Region and label listings:
"""

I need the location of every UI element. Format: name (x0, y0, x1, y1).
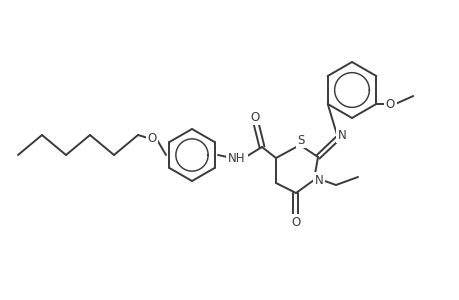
Text: N: N (314, 173, 323, 187)
Text: O: O (250, 110, 259, 124)
Text: NH: NH (228, 152, 245, 164)
Text: O: O (291, 215, 300, 229)
Text: O: O (385, 98, 394, 110)
Text: S: S (297, 134, 304, 146)
Text: O: O (147, 131, 156, 145)
Text: N: N (337, 128, 346, 142)
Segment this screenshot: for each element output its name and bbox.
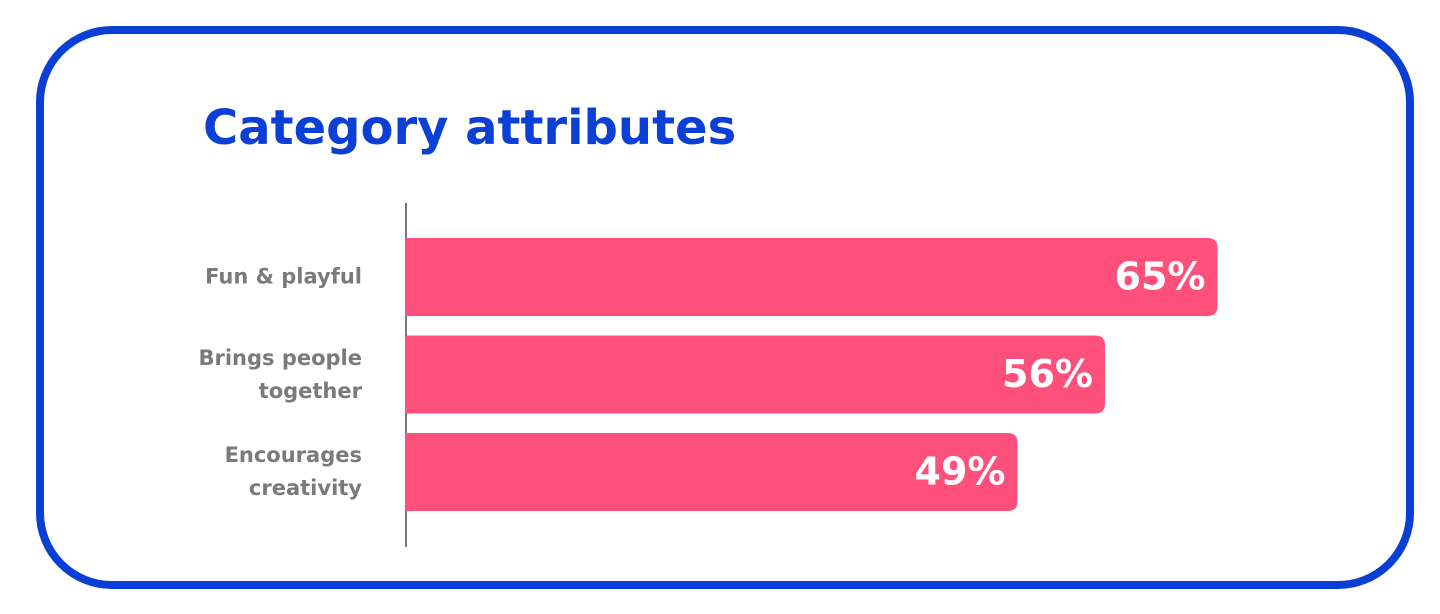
value-label: 56% [1002, 352, 1093, 396]
value-label: 49% [915, 450, 1006, 494]
chart-title: Category attributes [203, 100, 736, 156]
value-label: 65% [1115, 255, 1206, 299]
category-label: Brings people together [198, 345, 362, 403]
category-label: Encourages creativity [224, 443, 362, 500]
bar [405, 335, 1105, 414]
bar [405, 238, 1218, 316]
category-label: Fun & playful [205, 264, 362, 289]
bar [405, 433, 1018, 511]
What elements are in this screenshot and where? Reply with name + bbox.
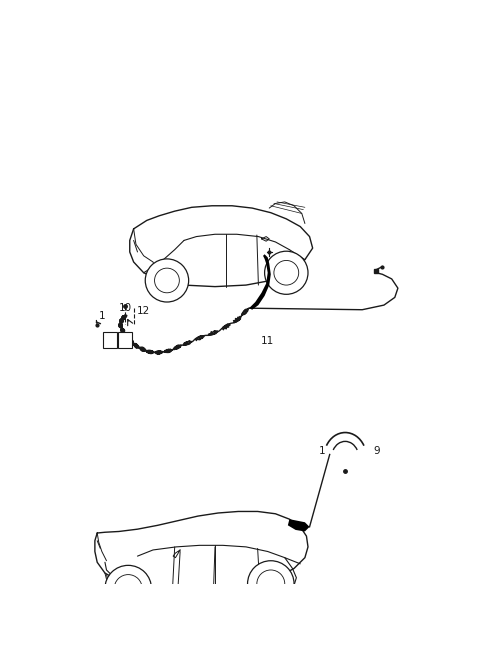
Bar xyxy=(118,332,132,348)
Polygon shape xyxy=(249,255,271,310)
Ellipse shape xyxy=(105,565,152,611)
Text: 9: 9 xyxy=(373,445,380,456)
Text: 11: 11 xyxy=(261,335,275,346)
Text: 1: 1 xyxy=(99,311,106,321)
Bar xyxy=(103,332,117,348)
Polygon shape xyxy=(288,519,310,531)
Text: 10: 10 xyxy=(120,303,132,313)
Ellipse shape xyxy=(274,260,299,285)
Text: 12: 12 xyxy=(137,306,150,316)
Ellipse shape xyxy=(114,575,142,602)
Ellipse shape xyxy=(264,251,308,295)
Ellipse shape xyxy=(145,259,189,302)
Text: 1: 1 xyxy=(319,446,325,457)
Ellipse shape xyxy=(155,268,180,293)
Ellipse shape xyxy=(257,570,285,598)
Ellipse shape xyxy=(248,561,294,607)
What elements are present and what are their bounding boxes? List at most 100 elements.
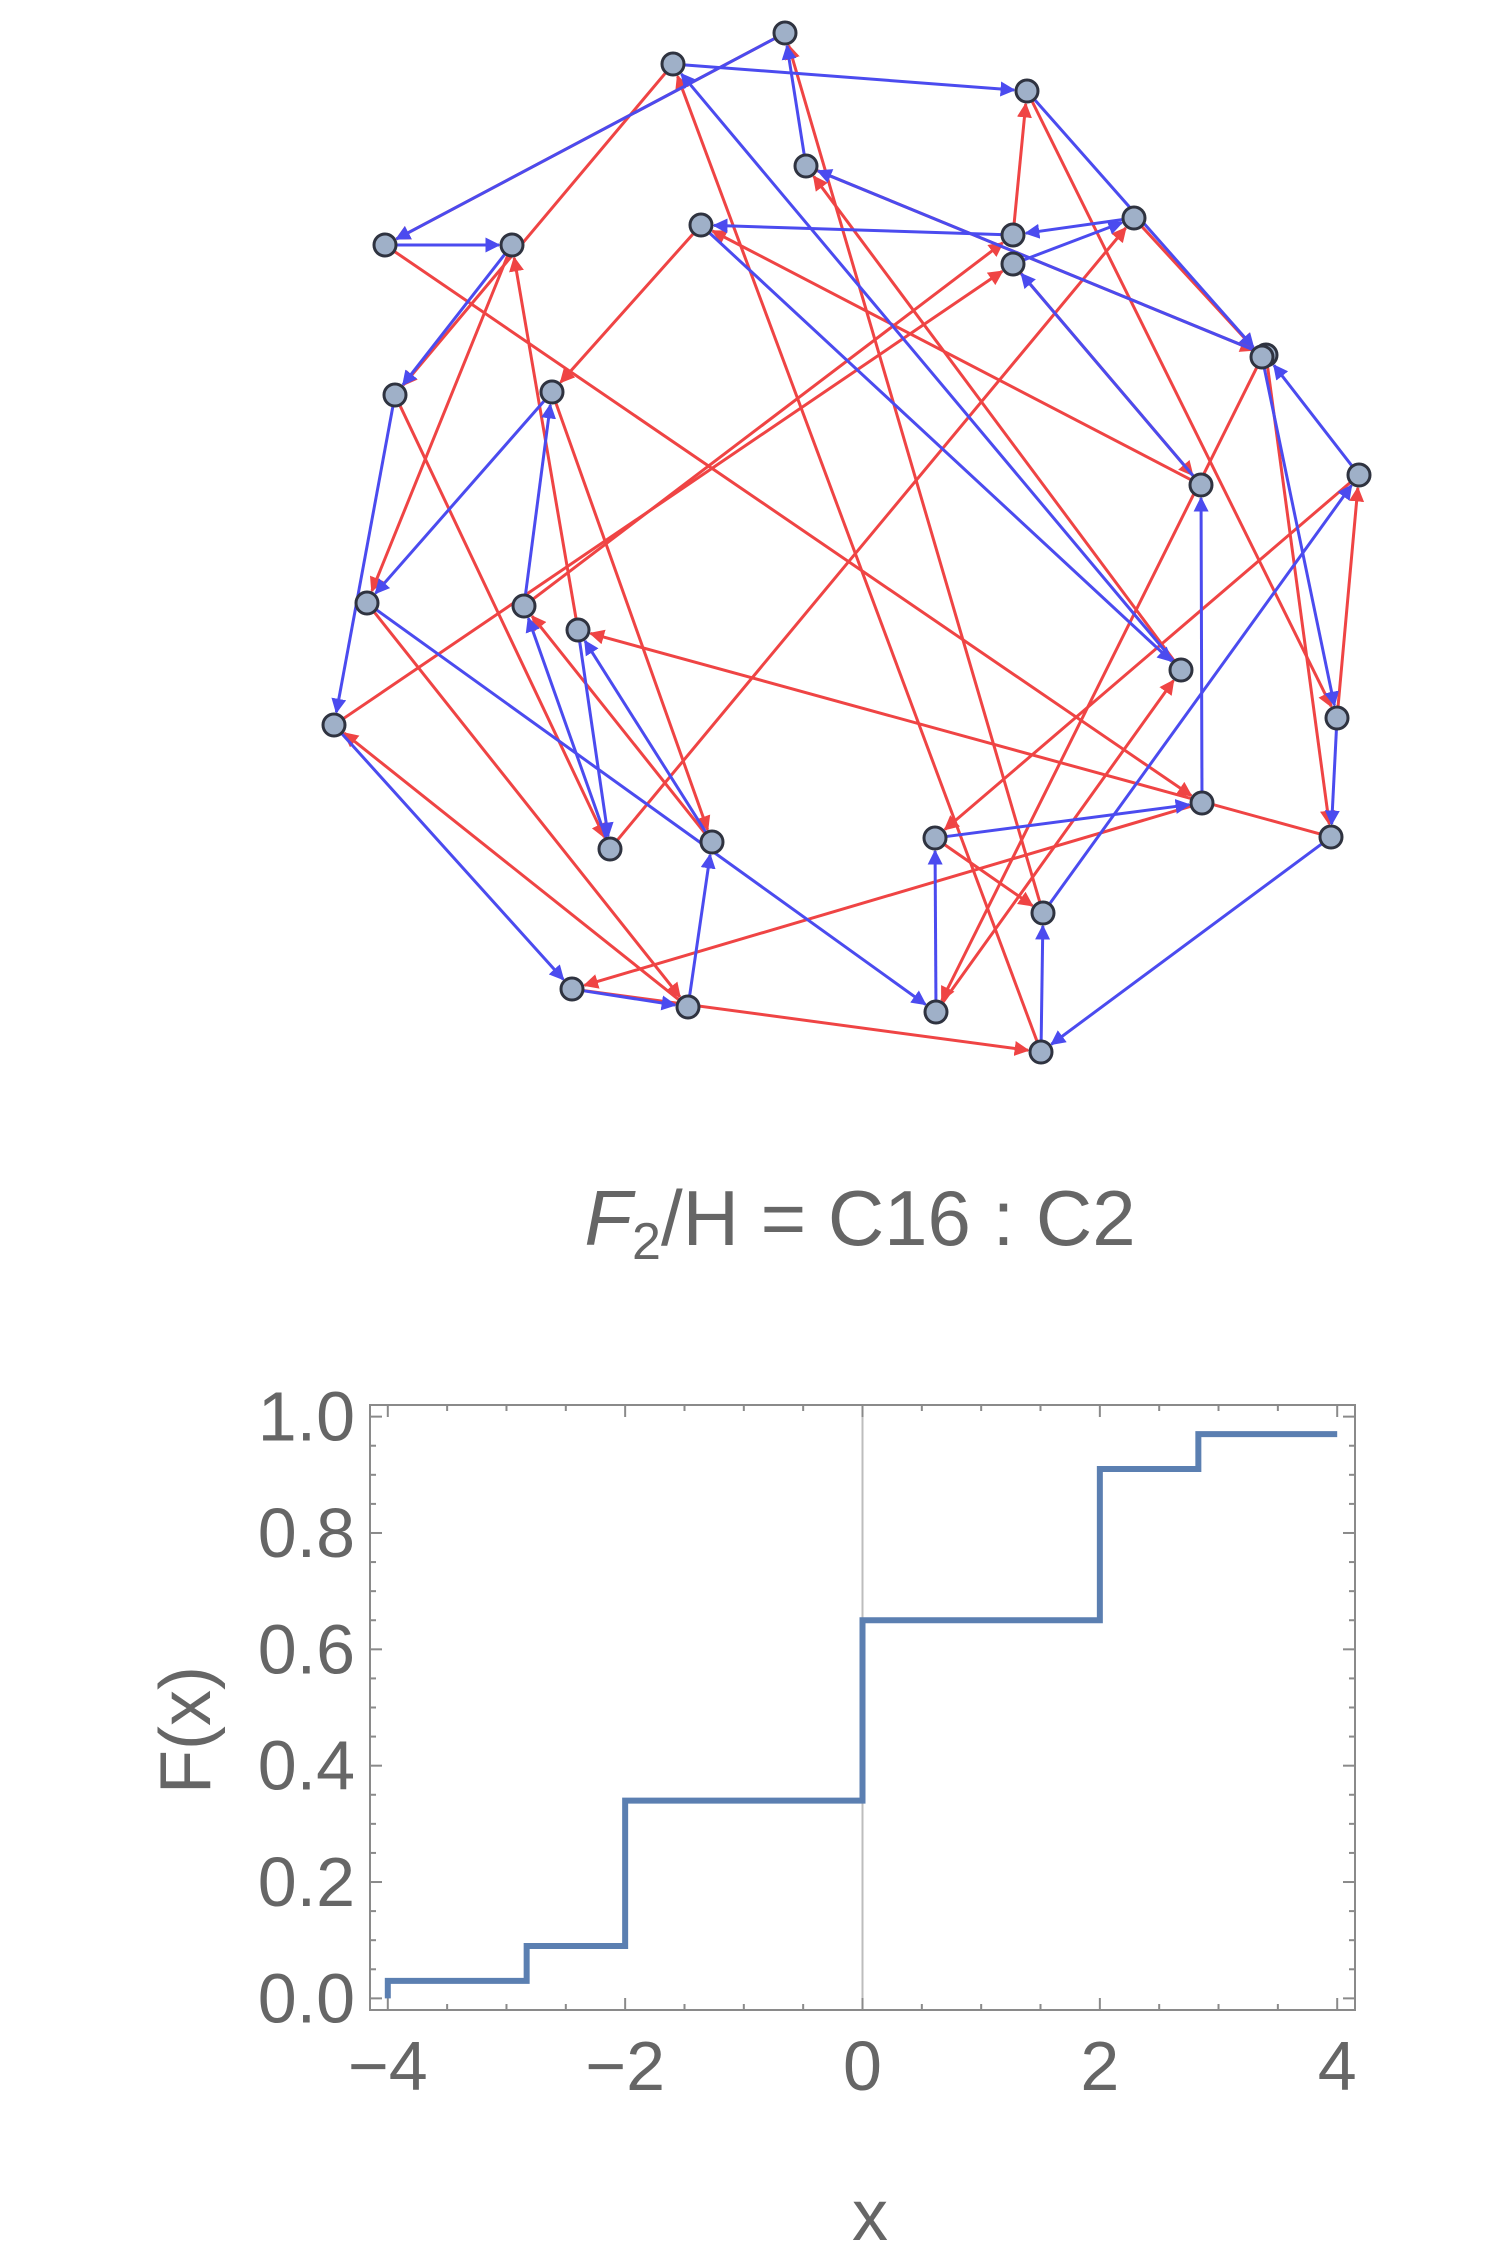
edge-red-arrow: [1265, 365, 1335, 826]
graph-vertex: [1249, 344, 1275, 370]
edge-blue-arrow: [1193, 496, 1209, 793]
edge-red-arrow: [554, 401, 711, 832]
edge-red-arrow: [342, 731, 681, 1002]
x-tick-label: 2: [1080, 2027, 1119, 2105]
graph-title-italic: F: [584, 1174, 636, 1262]
graph-vertex: [1028, 1039, 1054, 1065]
graph-vertex: [688, 212, 714, 238]
graph-vertex: [660, 51, 686, 77]
graph-vertex: [1014, 78, 1040, 104]
edge-red-arrow: [941, 679, 1175, 1004]
edge-blue-arrow: [340, 732, 565, 981]
edge-red-arrow: [812, 175, 1176, 663]
graph-vertex: [511, 593, 537, 619]
y-tick-label: 0.0: [258, 1959, 355, 2037]
edge-blue-arrow: [375, 608, 927, 1006]
graph-edges: [331, 36, 1365, 1056]
graph-vertex: [1189, 790, 1215, 816]
axis-ticks: [370, 1405, 1355, 2010]
edge-red-arrow: [583, 804, 1192, 989]
edge-blue-arrow: [1324, 728, 1340, 826]
edge-blue-arrow: [1022, 220, 1124, 262]
edge-red-arrow: [1336, 486, 1365, 708]
edge-red-arrow: [615, 226, 1127, 842]
y-tick-label: 0.8: [258, 1494, 355, 1572]
cayley-graph: [321, 20, 1372, 1065]
edge-blue-arrow: [583, 639, 708, 834]
x-tick-label: −2: [585, 2027, 665, 2105]
graph-vertex: [1324, 705, 1350, 731]
x-axis-label: x: [852, 2176, 888, 2256]
edge-blue-arrow: [1024, 218, 1124, 239]
x-tick-label: 0: [843, 2027, 882, 2105]
edge-blue-arrow: [712, 218, 1003, 237]
x-tick-label: −4: [348, 2027, 428, 2105]
y-tick-label: 1.0: [258, 1378, 355, 1456]
graph-vertex: [699, 829, 725, 855]
graph-vertex: [372, 232, 398, 258]
edge-red-arrow: [369, 254, 510, 593]
graph-vertex: [772, 20, 798, 46]
graph-vertex: [382, 382, 408, 408]
edge-blue-arrow: [1035, 924, 1051, 1042]
edge-blue-arrow: [578, 640, 614, 838]
edge-blue-arrow: [680, 72, 1176, 663]
cdf-step-line: [384, 1431, 1338, 1999]
graph-vertex: [1121, 205, 1147, 231]
edge-blue-arrow: [1020, 272, 1196, 478]
edge-red-arrow: [559, 232, 695, 384]
graph-vertex: [923, 999, 949, 1025]
y-axis-label: F(x): [146, 1666, 226, 1794]
edge-blue-arrow: [523, 403, 556, 596]
graph-vertex: [1188, 472, 1214, 498]
edge-blue-arrow: [1272, 364, 1354, 468]
y-tick-labels: 0.0 0.2 0.4 0.6 0.8 1.0: [258, 1378, 355, 2038]
x-tick-labels: −4 −2 0 2 4: [348, 2027, 1357, 2105]
edge-blue-arrow: [1050, 842, 1324, 1046]
edge-blue-arrow: [374, 399, 546, 595]
graph-vertex: [922, 825, 948, 851]
graph-vertex: [565, 617, 591, 643]
edge-blue-arrow: [683, 63, 1016, 97]
edge-blue-arrow: [816, 169, 1257, 353]
edge-red-arrow: [711, 229, 1192, 482]
graph-vertex: [1346, 462, 1372, 488]
edge-red-arrow: [1012, 102, 1032, 225]
edge-red-arrow: [531, 241, 1004, 601]
edge-red-arrow: [1030, 100, 1333, 708]
x-tick-label: 4: [1318, 2027, 1357, 2105]
graph-vertex: [597, 836, 623, 862]
y-tick-label: 0.6: [258, 1610, 355, 1688]
plot-frame: [369, 1404, 1356, 2011]
graph-vertex: [559, 976, 585, 1002]
edge-red-arrow: [372, 610, 682, 998]
graph-title: F2/H = C16 : C2: [584, 1174, 1135, 1271]
graph-title-subscript: 2: [632, 1213, 661, 1271]
graph-vertex: [354, 590, 380, 616]
edge-red-arrow: [530, 614, 707, 835]
y-tick-label: 0.2: [258, 1843, 355, 1921]
edge-blue-arrow: [927, 849, 943, 1002]
edge-blue-arrow: [945, 799, 1191, 839]
graph-vertex: [539, 379, 565, 405]
edge-red-arrow: [393, 249, 1193, 797]
edge-blue-arrow: [582, 989, 677, 1011]
edge-red-arrow: [582, 988, 1030, 1056]
graph-vertex: [1000, 251, 1026, 277]
edge-blue-arrow: [525, 616, 608, 840]
edge-blue-arrow: [331, 405, 395, 714]
series-line: [384, 1431, 1338, 1999]
graph-vertices: [321, 20, 1372, 1065]
edge-red-arrow: [940, 366, 1259, 1002]
edge-red-arrow: [675, 74, 1039, 1043]
edge-blue-arrow: [395, 36, 776, 241]
edge-red-arrow: [402, 71, 668, 387]
cdf-chart: −4 −2 0 2 4 0.0 0.2 0.4 0.6 0.8 1.0 x F(x): [146, 1378, 1357, 2256]
edge-blue-arrow: [1262, 367, 1339, 707]
graph-vertex: [1318, 824, 1344, 850]
graph-vertex: [1168, 657, 1194, 683]
edge-red-arrow: [398, 404, 606, 839]
y-tick-label: 0.4: [258, 1727, 355, 1805]
graph-vertex: [1000, 222, 1026, 248]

"""

REQUEST:
Copy every line of the entries above without changes, omitting the picture lines.

CORRECT OUTPUT:
I need the location of every UI element. Format: name (x0, y0, x1, y1).
Text: N: N (314, 173, 323, 187)
Text: O: O (250, 110, 259, 124)
Text: NH: NH (228, 152, 245, 164)
Text: O: O (291, 215, 300, 229)
Text: O: O (385, 98, 394, 110)
Text: S: S (297, 134, 304, 146)
Text: O: O (147, 131, 156, 145)
Text: N: N (337, 128, 346, 142)
Segment this screenshot: for each element output its name and bbox.
value-label: 56% [1002, 352, 1093, 396]
value-label: 49% [915, 450, 1006, 494]
chart-title: Category attributes [203, 100, 736, 156]
value-label: 65% [1115, 255, 1206, 299]
category-label: Brings people together [198, 345, 362, 403]
category-label: Encourages creativity [224, 443, 362, 500]
bar [405, 335, 1105, 414]
bar [405, 238, 1218, 316]
category-label: Fun & playful [205, 264, 362, 289]
bar [405, 433, 1018, 511]
What elements are in this screenshot and where? Reply with name + bbox.
Bar xyxy=(118,332,132,348)
Polygon shape xyxy=(249,255,271,310)
Ellipse shape xyxy=(105,565,152,611)
Text: 9: 9 xyxy=(373,445,380,456)
Text: 11: 11 xyxy=(261,335,275,346)
Text: 1: 1 xyxy=(99,311,106,321)
Bar xyxy=(103,332,117,348)
Polygon shape xyxy=(288,519,310,531)
Text: 10: 10 xyxy=(120,303,132,313)
Ellipse shape xyxy=(274,260,299,285)
Text: 12: 12 xyxy=(137,306,150,316)
Ellipse shape xyxy=(114,575,142,602)
Ellipse shape xyxy=(264,251,308,295)
Ellipse shape xyxy=(145,259,189,302)
Text: 1: 1 xyxy=(319,446,325,457)
Ellipse shape xyxy=(155,268,180,293)
Ellipse shape xyxy=(257,570,285,598)
Ellipse shape xyxy=(248,561,294,607)
What elements are present and what are their bounding boxes? List at most 100 elements.
edge-red-arrow: [1265, 365, 1335, 826]
graph-vertex: [1249, 344, 1275, 370]
edge-blue-arrow: [1193, 496, 1209, 793]
edge-red-arrow: [554, 401, 711, 832]
edge-red-arrow: [342, 731, 681, 1002]
x-tick-label: 2: [1080, 2027, 1119, 2105]
graph-title-italic: F: [584, 1174, 636, 1262]
graph-vertex: [1028, 1039, 1054, 1065]
graph-vertex: [688, 212, 714, 238]
graph-vertex: [660, 51, 686, 77]
graph-vertex: [1014, 78, 1040, 104]
edge-red-arrow: [941, 679, 1175, 1004]
edge-blue-arrow: [340, 732, 565, 981]
edge-red-arrow: [812, 175, 1176, 663]
graph-vertex: [511, 593, 537, 619]
y-tick-label: 0.0: [258, 1959, 355, 2037]
edge-blue-arrow: [375, 608, 927, 1006]
graph-edges: [331, 36, 1365, 1056]
graph-vertex: [1189, 790, 1215, 816]
axis-ticks: [370, 1405, 1355, 2010]
edge-red-arrow: [583, 804, 1192, 989]
edge-blue-arrow: [1324, 728, 1340, 826]
edge-blue-arrow: [1022, 220, 1124, 262]
edge-red-arrow: [1336, 486, 1365, 708]
edge-red-arrow: [615, 226, 1127, 842]
y-tick-label: 0.8: [258, 1494, 355, 1572]
cayley-graph: [321, 20, 1372, 1065]
edge-blue-arrow: [583, 639, 708, 834]
x-tick-label: −2: [585, 2027, 665, 2105]
graph-vertex: [1324, 705, 1350, 731]
x-axis-label: x: [852, 2176, 888, 2256]
edge-blue-arrow: [1024, 218, 1124, 239]
x-tick-label: 0: [843, 2027, 882, 2105]
edge-blue-arrow: [712, 218, 1003, 237]
x-tick-label: −4: [348, 2027, 428, 2105]
y-tick-label: 1.0: [258, 1378, 355, 1456]
graph-vertex: [699, 829, 725, 855]
graph-vertex: [372, 232, 398, 258]
edge-red-arrow: [369, 254, 510, 593]
graph-vertex: [772, 20, 798, 46]
graph-vertex: [382, 382, 408, 408]
edge-blue-arrow: [1035, 924, 1051, 1042]
edge-blue-arrow: [578, 640, 614, 838]
edge-blue-arrow: [680, 72, 1176, 663]
cdf-step-line: [384, 1431, 1338, 1999]
graph-vertex: [1121, 205, 1147, 231]
edge-blue-arrow: [1020, 272, 1196, 478]
edge-red-arrow: [559, 232, 695, 384]
graph-vertex: [923, 999, 949, 1025]
y-axis-label: F(x): [146, 1666, 226, 1794]
edge-blue-arrow: [523, 403, 556, 596]
graph-vertex: [1188, 472, 1214, 498]
edge-blue-arrow: [1272, 364, 1354, 468]
y-tick-labels: 0.0 0.2 0.4 0.6 0.8 1.0: [258, 1378, 355, 2038]
x-tick-labels: −4 −2 0 2 4: [348, 2027, 1357, 2105]
edge-blue-arrow: [1050, 842, 1324, 1046]
edge-blue-arrow: [374, 399, 546, 595]
graph-vertex: [922, 825, 948, 851]
graph-vertex: [565, 617, 591, 643]
edge-blue-arrow: [683, 63, 1016, 97]
edge-blue-arrow: [816, 169, 1257, 353]
edge-red-arrow: [711, 229, 1192, 482]
graph-vertex: [1346, 462, 1372, 488]
edge-red-arrow: [1012, 102, 1032, 225]
edge-red-arrow: [531, 241, 1004, 601]
edge-red-arrow: [1030, 100, 1333, 708]
x-tick-label: 4: [1318, 2027, 1357, 2105]
graph-vertex: [597, 836, 623, 862]
y-tick-label: 0.6: [258, 1610, 355, 1688]
plot-frame: [369, 1404, 1356, 2011]
graph-vertex: [559, 976, 585, 1002]
edge-red-arrow: [372, 610, 682, 998]
graph-title: F2/H = C16 : C2: [584, 1174, 1135, 1271]
graph-title-subscript: 2: [632, 1213, 661, 1271]
graph-vertex: [354, 590, 380, 616]
edge-red-arrow: [530, 614, 707, 835]
y-tick-label: 0.2: [258, 1843, 355, 1921]
edge-blue-arrow: [927, 849, 943, 1002]
edge-blue-arrow: [945, 799, 1191, 839]
graph-vertex: [539, 379, 565, 405]
edge-red-arrow: [393, 249, 1193, 797]
edge-blue-arrow: [582, 989, 677, 1011]
edge-red-arrow: [582, 988, 1030, 1056]
graph-vertex: [1000, 251, 1026, 277]
edge-blue-arrow: [525, 616, 608, 840]
edge-blue-arrow: [331, 405, 395, 714]
series-line: [384, 1431, 1338, 1999]
graph-vertices: [321, 20, 1372, 1065]
edge-red-arrow: [940, 366, 1259, 1002]
edge-red-arrow: [675, 74, 1039, 1043]
edge-blue-arrow: [395, 36, 776, 241]
edge-red-arrow: [402, 71, 668, 387]
cdf-chart: −4 −2 0 2 4 0.0 0.2 0.4 0.6 0.8 1.0 x F(x): [146, 1378, 1357, 2256]
edge-blue-arrow: [1262, 367, 1339, 707]
graph-vertex: [1318, 824, 1344, 850]
graph-vertex: [1168, 657, 1194, 683]
edge-red-arrow: [398, 404, 606, 839]
y-tick-label: 0.4: [258, 1727, 355, 1805]
graph-vertex: [1000, 222, 1026, 248]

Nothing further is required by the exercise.